[Collected data]

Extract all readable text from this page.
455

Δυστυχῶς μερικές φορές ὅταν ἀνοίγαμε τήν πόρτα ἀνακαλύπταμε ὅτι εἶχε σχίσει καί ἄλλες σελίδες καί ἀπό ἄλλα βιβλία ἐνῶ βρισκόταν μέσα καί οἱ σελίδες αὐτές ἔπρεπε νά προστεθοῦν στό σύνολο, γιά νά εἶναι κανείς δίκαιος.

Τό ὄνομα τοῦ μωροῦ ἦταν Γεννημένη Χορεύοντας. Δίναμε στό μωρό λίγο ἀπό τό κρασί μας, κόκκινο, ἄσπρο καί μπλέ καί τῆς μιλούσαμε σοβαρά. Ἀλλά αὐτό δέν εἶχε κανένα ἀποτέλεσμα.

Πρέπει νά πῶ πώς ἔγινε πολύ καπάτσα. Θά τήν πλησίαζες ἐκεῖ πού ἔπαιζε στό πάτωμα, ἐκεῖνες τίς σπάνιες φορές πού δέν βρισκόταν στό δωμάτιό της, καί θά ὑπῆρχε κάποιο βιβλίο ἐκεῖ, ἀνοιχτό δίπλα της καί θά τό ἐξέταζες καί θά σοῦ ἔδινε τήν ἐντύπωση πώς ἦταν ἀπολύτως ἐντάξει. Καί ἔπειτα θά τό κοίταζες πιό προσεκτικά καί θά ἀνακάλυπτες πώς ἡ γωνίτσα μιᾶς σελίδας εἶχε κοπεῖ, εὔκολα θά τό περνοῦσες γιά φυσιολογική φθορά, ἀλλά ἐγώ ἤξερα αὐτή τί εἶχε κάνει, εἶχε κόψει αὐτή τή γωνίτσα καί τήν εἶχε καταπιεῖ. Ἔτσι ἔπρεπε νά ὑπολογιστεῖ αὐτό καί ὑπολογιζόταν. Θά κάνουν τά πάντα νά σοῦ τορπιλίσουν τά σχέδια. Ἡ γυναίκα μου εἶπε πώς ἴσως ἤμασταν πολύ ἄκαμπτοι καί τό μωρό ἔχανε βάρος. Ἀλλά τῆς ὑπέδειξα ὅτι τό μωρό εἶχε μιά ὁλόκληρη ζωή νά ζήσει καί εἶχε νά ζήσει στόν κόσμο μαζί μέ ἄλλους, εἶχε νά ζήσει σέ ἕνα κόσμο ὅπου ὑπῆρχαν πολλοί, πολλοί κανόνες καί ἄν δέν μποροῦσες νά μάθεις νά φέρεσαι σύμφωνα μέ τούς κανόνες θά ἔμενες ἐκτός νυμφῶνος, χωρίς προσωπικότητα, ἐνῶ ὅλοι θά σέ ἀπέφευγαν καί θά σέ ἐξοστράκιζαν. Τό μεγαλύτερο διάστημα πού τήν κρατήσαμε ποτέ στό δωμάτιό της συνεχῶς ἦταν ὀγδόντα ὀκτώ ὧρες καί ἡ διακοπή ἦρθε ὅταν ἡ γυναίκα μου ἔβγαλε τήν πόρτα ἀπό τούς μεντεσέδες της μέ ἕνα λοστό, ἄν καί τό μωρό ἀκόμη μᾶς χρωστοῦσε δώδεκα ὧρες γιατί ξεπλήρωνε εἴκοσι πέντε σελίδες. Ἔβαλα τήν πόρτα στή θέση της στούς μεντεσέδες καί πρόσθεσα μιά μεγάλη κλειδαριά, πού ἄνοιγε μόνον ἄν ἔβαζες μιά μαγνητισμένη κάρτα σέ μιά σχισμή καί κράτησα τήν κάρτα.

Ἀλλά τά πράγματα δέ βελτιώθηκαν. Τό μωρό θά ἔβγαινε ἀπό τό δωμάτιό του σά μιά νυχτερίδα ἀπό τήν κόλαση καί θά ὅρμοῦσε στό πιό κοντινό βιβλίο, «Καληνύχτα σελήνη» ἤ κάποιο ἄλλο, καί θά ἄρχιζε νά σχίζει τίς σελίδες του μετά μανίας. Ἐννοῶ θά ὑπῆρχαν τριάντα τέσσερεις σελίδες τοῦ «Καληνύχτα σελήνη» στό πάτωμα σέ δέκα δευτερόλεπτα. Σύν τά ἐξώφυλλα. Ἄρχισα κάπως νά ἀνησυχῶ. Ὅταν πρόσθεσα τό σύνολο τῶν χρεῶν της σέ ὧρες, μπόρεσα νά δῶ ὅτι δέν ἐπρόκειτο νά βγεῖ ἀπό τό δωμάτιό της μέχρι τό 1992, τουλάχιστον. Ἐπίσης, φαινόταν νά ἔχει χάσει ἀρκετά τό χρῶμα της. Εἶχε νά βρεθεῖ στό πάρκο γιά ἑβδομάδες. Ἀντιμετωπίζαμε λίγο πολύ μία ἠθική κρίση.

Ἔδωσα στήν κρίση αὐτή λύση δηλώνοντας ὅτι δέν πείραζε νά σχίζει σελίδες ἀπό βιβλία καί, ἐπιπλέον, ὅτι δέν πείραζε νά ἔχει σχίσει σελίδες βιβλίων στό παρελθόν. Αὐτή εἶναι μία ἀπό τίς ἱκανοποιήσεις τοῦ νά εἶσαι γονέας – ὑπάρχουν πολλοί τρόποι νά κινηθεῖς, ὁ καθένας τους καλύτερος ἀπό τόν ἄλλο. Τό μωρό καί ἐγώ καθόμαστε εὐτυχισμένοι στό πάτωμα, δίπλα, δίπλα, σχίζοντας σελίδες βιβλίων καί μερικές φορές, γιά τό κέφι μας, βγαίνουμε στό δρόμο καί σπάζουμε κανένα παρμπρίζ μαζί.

--

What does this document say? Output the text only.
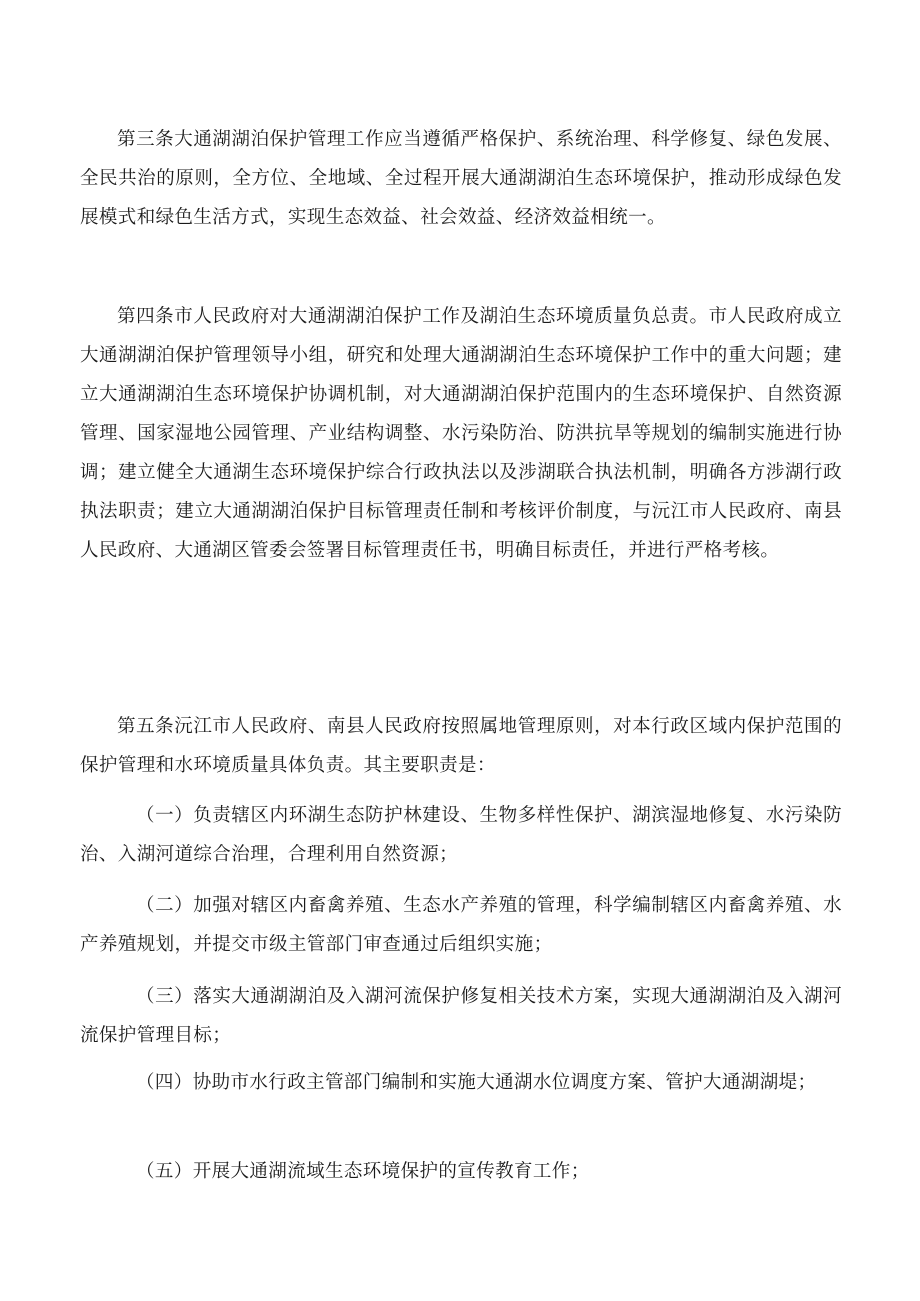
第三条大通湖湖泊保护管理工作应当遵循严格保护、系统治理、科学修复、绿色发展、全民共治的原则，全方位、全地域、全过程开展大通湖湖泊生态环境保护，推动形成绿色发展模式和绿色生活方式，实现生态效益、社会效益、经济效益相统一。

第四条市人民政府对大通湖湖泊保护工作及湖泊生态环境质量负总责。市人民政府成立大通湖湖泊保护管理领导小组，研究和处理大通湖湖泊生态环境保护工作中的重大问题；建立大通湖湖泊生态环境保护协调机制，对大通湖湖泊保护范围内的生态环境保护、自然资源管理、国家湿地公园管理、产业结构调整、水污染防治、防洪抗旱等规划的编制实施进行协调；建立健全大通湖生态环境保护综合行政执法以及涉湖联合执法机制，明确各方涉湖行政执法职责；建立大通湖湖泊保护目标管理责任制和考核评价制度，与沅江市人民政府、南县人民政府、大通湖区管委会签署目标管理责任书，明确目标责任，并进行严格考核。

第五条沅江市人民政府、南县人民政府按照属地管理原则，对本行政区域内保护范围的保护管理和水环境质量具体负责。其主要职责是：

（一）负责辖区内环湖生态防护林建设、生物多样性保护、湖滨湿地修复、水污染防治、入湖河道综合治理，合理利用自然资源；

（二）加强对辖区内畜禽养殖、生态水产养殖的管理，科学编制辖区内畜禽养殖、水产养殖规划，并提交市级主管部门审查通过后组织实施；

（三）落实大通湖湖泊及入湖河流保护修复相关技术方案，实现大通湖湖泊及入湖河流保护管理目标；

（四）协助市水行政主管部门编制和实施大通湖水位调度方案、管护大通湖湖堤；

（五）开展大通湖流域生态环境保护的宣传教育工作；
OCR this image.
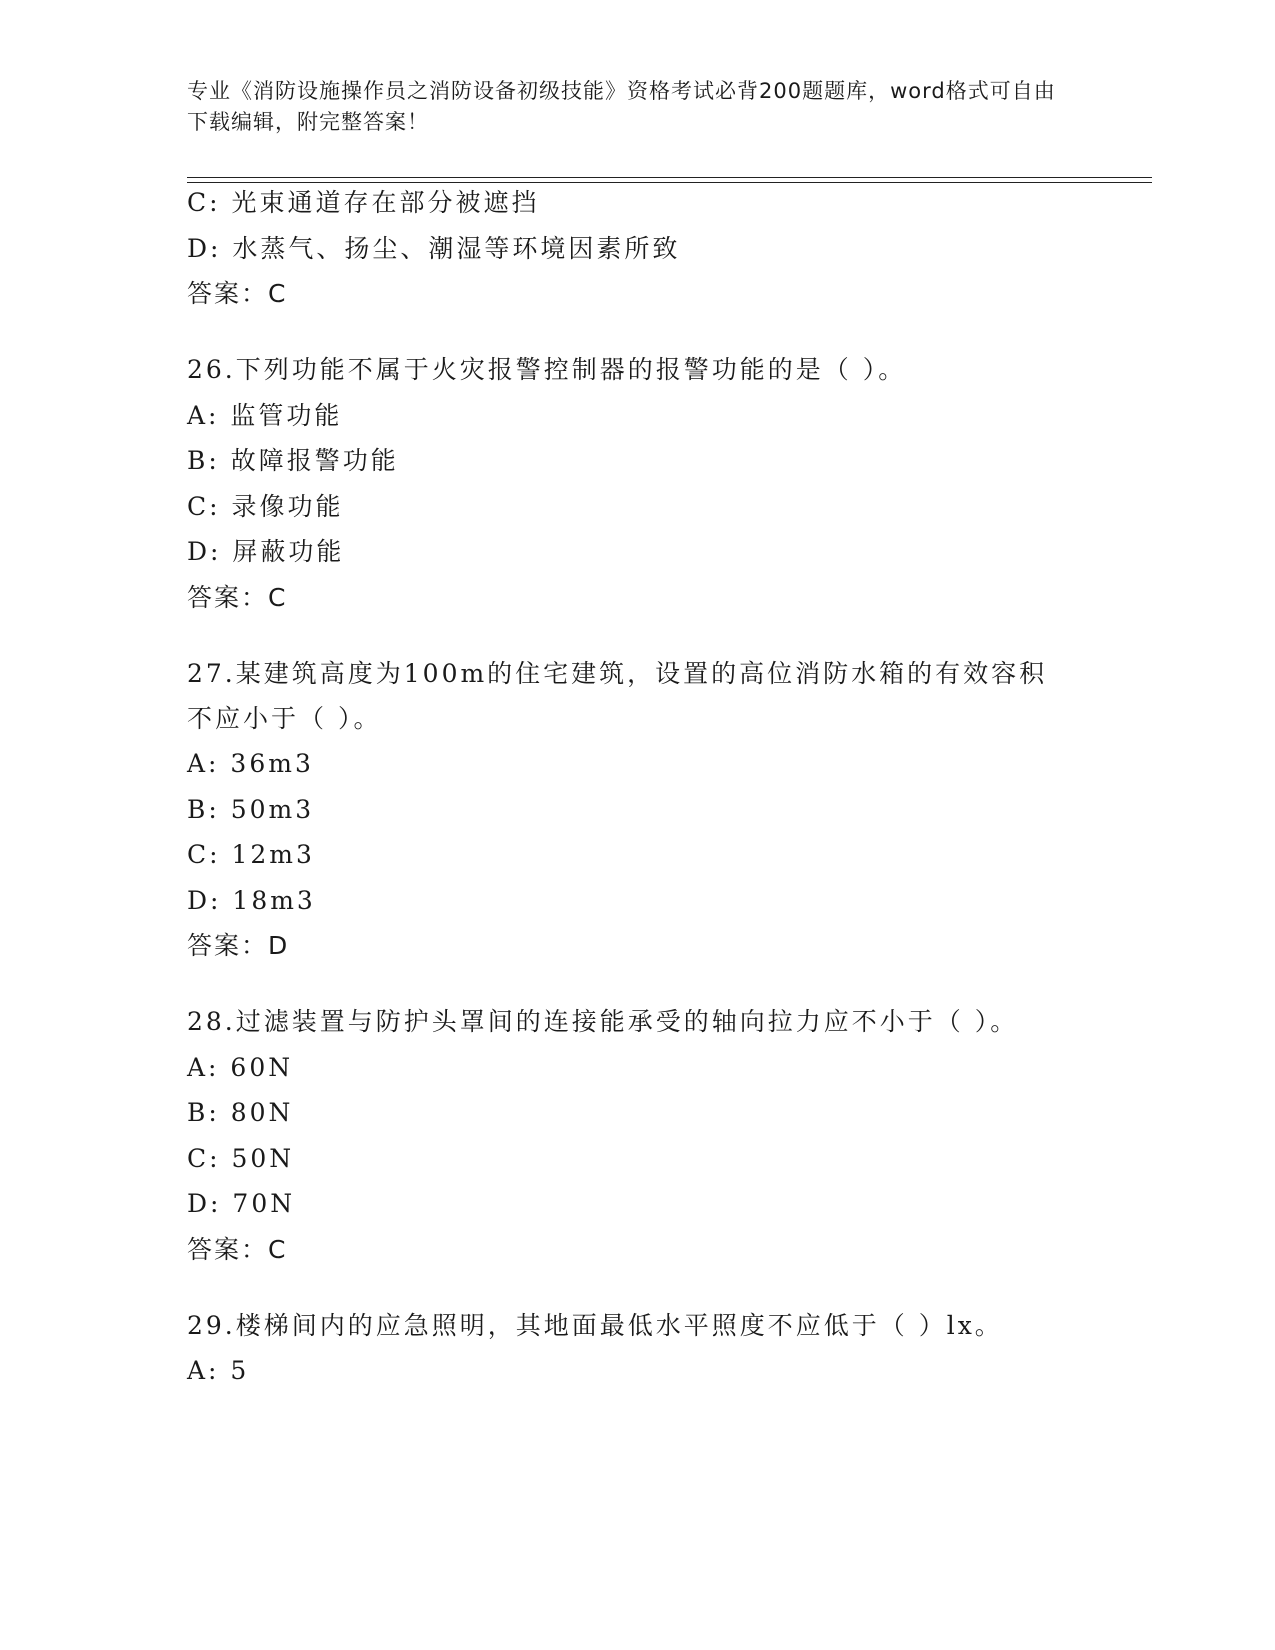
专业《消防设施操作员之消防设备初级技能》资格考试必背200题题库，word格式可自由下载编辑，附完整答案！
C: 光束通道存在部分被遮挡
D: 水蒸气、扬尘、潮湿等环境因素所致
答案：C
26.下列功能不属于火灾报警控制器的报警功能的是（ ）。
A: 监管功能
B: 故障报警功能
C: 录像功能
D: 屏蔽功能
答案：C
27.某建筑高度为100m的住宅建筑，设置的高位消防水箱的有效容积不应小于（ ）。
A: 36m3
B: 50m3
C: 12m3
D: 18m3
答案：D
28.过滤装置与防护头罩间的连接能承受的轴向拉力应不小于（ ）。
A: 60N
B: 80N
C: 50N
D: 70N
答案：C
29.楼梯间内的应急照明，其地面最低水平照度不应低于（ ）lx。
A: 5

REQUIRED WORK: Each line with the string "水污染防治" in it needs to be found and copied.

TASK ANSWER:
第四条市人民政府对大通湖湖泊保护工作及湖泊生态环境质量负总责。市人民政府成立大通湖湖泊保护管理领导小组，研究和处理大通湖湖泊生态环境保护工作中的重大问题；建立大通湖湖泊生态环境保护协调机制，对大通湖湖泊保护范围内的生态环境保护、自然资源管理、国家湿地公园管理、产业结构调整、水污染防治、防洪抗旱等规划的编制实施进行协调；建立健全大通湖生态环境保护综合行政执法以及涉湖联合执法机制，明确各方涉湖行政执法职责；建立大通湖湖泊保护目标管理责任制和考核评价制度，与沅江市人民政府、南县人民政府、大通湖区管委会签署目标管理责任书，明确目标责任，并进行严格考核。
（一）负责辖区内环湖生态防护林建设、生物多样性保护、湖滨湿地修复、水污染防治、入湖河道综合治理，合理利用自然资源；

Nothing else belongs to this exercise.